### [RECORD EXCERPTS]
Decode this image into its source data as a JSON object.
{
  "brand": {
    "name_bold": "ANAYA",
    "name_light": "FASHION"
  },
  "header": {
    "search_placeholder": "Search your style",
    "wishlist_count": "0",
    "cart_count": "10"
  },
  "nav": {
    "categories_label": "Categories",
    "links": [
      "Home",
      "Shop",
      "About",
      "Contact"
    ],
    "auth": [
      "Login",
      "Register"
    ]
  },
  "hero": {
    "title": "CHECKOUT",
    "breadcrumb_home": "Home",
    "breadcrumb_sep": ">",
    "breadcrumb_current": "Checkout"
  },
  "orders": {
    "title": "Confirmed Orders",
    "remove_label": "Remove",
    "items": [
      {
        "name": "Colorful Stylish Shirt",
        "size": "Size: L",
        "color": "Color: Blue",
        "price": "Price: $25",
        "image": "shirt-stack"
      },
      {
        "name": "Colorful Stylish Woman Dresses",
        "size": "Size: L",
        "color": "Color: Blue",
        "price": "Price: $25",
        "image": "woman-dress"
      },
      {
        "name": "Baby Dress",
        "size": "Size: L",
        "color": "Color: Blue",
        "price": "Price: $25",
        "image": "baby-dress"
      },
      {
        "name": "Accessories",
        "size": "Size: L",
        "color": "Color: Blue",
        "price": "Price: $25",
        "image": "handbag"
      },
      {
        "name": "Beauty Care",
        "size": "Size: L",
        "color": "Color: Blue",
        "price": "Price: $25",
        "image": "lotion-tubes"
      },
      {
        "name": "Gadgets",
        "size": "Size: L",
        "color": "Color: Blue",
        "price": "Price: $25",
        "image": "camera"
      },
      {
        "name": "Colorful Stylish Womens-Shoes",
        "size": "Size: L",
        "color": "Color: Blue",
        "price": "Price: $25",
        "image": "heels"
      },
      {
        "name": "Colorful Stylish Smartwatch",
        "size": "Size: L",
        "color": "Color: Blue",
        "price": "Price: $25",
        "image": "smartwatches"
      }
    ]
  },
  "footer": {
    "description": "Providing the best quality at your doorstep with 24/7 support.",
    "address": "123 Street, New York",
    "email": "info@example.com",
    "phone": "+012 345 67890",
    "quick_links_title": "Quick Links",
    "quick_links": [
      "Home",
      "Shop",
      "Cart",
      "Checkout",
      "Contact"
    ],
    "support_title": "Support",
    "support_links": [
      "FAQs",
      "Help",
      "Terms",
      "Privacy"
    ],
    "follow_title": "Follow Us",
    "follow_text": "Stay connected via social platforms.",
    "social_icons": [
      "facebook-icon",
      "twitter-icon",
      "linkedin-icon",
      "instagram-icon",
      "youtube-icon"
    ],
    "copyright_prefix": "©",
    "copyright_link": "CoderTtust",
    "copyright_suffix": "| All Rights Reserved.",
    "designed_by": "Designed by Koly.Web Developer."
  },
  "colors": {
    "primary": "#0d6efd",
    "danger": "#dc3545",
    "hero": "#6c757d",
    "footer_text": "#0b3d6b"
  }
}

### [PROBLEM]
Where a line in the entries holds "Colorful", copy that line.

### [OUTPUT FOR THIS EXERCISE]
        "name": "Colorful Stylish Shirt",
        "name": "Colorful Stylish Woman Dresses",
        "name": "Colorful Stylish Womens-Shoes",
        "name": "Colorful Stylish Smartwatch",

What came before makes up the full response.